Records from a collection
..........
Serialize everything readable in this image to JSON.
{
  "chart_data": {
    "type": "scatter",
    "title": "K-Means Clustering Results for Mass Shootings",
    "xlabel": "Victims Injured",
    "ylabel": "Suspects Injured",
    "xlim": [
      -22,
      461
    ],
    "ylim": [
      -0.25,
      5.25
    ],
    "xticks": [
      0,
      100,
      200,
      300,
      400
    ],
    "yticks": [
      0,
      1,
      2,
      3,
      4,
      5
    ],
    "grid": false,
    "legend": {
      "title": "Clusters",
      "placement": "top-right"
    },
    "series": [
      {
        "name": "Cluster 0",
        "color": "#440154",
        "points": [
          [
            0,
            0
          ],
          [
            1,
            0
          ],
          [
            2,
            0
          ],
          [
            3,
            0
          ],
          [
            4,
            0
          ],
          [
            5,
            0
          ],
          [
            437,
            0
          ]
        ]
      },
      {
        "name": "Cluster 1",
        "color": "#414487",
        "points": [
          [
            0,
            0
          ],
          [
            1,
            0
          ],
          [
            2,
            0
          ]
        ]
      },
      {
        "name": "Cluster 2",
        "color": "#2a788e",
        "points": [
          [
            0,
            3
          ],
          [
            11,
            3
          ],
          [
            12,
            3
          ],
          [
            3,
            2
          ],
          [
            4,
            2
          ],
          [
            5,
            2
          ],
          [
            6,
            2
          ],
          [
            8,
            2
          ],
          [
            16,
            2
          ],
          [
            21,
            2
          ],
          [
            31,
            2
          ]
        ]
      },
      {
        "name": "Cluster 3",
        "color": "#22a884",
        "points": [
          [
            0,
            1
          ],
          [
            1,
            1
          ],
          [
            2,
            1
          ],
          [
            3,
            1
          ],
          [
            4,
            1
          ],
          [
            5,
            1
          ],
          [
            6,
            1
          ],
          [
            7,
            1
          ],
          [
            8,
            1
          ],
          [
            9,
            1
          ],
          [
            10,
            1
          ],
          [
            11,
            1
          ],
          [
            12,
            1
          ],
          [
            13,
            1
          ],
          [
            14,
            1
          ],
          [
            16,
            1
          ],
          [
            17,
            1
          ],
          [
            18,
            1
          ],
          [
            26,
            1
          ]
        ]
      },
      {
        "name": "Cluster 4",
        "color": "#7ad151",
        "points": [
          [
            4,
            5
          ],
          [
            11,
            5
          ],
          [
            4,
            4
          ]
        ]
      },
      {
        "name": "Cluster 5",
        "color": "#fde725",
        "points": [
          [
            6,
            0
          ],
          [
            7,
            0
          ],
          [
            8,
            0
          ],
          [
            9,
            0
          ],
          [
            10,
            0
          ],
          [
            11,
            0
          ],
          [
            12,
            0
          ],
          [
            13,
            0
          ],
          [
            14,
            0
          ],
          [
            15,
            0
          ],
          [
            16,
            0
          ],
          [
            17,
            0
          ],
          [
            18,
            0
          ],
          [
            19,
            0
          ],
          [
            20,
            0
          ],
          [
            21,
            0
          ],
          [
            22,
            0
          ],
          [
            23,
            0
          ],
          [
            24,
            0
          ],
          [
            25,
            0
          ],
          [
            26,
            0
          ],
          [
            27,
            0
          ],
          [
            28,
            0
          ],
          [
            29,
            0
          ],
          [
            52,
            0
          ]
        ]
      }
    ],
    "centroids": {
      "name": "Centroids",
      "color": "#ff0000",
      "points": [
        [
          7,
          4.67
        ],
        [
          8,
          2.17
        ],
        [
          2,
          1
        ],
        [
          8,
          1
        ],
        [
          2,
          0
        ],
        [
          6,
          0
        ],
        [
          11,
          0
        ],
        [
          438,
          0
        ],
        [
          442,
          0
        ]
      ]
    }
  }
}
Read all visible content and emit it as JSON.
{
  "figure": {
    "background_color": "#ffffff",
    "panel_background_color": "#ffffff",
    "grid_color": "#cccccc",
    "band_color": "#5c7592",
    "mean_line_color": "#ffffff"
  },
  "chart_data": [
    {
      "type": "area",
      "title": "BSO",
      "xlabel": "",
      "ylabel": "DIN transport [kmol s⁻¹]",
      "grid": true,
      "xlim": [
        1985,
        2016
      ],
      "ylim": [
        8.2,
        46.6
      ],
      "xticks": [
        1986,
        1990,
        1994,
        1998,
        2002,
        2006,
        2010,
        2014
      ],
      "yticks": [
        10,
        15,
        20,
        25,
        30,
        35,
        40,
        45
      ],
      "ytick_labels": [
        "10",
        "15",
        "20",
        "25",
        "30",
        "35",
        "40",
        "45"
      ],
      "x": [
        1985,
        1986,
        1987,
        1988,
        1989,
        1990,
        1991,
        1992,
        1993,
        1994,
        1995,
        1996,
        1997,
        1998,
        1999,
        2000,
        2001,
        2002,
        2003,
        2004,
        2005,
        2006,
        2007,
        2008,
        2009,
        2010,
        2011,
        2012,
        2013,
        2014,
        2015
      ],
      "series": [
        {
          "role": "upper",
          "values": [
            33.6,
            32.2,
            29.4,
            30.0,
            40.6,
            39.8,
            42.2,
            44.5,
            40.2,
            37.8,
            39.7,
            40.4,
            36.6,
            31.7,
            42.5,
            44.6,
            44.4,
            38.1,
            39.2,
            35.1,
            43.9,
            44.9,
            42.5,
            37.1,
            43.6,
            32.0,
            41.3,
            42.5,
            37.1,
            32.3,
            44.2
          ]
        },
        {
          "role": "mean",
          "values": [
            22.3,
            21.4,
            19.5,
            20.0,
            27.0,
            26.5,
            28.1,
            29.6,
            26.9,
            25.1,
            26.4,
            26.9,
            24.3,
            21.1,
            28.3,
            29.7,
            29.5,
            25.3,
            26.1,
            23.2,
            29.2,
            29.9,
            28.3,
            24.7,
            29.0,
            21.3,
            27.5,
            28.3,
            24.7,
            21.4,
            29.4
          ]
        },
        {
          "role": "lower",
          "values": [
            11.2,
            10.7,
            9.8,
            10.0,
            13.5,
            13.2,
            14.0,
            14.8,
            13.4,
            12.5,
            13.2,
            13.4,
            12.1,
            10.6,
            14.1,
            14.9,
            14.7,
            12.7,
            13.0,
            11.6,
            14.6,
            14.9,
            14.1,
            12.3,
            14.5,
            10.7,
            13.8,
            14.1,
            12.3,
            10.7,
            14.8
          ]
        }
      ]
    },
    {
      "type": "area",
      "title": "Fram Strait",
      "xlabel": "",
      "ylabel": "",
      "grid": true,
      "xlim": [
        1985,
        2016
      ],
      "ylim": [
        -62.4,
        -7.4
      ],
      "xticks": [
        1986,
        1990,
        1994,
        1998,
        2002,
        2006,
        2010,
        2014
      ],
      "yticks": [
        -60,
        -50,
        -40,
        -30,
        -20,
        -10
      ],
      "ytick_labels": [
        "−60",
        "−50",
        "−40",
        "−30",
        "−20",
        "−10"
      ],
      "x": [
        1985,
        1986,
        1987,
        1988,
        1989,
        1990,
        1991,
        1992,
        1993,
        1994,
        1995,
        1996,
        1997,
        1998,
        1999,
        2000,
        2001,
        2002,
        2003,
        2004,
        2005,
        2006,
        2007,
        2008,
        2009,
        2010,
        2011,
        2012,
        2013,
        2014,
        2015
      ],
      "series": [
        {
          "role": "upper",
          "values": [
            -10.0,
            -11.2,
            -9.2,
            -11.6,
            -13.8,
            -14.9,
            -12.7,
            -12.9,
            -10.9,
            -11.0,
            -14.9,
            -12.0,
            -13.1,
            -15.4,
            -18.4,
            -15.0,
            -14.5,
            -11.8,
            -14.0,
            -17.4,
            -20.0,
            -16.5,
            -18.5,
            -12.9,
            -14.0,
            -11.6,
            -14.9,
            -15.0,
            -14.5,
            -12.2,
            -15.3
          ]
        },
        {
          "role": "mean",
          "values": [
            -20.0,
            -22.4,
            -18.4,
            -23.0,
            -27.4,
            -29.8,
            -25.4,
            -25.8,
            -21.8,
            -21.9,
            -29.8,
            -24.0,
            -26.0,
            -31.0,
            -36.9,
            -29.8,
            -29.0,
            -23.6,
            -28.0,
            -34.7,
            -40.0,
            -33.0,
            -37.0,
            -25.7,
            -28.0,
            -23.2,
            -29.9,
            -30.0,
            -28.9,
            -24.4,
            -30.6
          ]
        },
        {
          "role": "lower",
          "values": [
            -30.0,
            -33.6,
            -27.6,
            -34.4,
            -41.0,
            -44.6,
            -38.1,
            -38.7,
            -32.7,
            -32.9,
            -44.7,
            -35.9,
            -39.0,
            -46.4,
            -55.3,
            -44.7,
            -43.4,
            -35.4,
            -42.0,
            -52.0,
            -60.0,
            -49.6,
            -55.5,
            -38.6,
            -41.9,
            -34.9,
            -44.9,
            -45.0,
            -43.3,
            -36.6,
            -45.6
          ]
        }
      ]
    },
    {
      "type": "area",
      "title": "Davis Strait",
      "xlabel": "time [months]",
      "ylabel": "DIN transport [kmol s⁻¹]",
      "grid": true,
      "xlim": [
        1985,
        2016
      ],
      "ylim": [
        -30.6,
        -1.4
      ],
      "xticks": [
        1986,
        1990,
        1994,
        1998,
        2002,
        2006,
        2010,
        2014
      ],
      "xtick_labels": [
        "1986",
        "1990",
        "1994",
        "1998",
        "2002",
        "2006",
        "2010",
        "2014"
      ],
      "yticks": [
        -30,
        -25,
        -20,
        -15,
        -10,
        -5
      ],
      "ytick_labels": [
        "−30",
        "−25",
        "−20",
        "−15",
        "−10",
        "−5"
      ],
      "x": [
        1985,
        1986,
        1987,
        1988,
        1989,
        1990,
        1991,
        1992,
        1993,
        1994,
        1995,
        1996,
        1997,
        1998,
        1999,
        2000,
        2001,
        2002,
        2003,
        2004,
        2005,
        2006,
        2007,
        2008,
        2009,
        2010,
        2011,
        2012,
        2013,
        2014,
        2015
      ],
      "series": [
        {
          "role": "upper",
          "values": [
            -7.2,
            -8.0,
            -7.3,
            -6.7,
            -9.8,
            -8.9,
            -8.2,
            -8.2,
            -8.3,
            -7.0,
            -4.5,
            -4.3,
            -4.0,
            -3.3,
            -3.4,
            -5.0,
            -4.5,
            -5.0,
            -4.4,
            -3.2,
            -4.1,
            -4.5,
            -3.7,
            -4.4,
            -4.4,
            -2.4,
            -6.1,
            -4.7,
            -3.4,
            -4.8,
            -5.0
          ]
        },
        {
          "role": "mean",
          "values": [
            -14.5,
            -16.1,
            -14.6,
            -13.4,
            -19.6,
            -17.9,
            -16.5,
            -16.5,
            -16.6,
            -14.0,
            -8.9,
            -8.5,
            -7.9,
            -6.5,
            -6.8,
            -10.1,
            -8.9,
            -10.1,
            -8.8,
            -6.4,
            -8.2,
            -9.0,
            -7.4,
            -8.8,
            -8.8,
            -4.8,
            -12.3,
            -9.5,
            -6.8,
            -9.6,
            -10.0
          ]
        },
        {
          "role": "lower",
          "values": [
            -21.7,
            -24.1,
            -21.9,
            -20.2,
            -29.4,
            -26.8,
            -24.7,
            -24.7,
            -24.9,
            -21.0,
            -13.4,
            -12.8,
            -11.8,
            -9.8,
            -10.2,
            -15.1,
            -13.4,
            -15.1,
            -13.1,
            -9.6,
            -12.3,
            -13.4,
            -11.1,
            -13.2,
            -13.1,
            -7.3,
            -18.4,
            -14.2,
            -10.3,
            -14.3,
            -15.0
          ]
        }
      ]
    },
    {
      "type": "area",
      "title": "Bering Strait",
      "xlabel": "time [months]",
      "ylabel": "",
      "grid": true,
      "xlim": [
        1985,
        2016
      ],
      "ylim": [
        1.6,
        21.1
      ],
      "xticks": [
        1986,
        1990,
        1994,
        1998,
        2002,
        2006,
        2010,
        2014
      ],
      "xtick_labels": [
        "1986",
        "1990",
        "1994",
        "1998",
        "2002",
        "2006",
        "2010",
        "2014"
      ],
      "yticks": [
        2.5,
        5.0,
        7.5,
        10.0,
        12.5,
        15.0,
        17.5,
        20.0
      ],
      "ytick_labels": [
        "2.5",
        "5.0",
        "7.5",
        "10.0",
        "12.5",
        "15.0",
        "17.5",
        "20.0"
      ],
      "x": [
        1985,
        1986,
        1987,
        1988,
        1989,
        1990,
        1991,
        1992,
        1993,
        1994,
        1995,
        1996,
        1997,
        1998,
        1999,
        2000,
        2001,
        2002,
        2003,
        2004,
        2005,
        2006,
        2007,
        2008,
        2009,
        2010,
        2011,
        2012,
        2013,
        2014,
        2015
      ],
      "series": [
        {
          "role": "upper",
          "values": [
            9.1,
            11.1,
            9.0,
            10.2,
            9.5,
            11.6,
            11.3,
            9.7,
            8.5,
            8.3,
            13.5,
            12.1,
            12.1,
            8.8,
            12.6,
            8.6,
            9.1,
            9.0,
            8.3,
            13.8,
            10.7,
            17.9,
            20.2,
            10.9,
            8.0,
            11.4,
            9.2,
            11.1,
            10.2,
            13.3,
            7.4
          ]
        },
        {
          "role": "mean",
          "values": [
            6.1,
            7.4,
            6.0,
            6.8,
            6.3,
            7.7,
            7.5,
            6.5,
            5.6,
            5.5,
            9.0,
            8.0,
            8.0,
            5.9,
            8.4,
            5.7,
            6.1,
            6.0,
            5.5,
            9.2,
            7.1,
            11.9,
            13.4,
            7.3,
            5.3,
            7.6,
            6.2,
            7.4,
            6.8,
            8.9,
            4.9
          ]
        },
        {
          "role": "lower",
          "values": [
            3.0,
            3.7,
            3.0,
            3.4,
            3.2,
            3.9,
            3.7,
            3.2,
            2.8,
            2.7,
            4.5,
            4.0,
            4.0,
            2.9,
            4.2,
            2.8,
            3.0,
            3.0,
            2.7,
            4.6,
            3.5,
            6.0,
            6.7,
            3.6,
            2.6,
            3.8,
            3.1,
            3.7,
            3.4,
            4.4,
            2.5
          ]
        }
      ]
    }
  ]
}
..........
Task to complete. Return each full line of the entries that contains the word "name".

Exercise result.
        "name": "Cluster 0",
        "name": "Cluster 1",
        "name": "Cluster 2",
        "name": "Cluster 3",
        "name": "Cluster 4",
        "name": "Cluster 5",
      "name": "Centroids",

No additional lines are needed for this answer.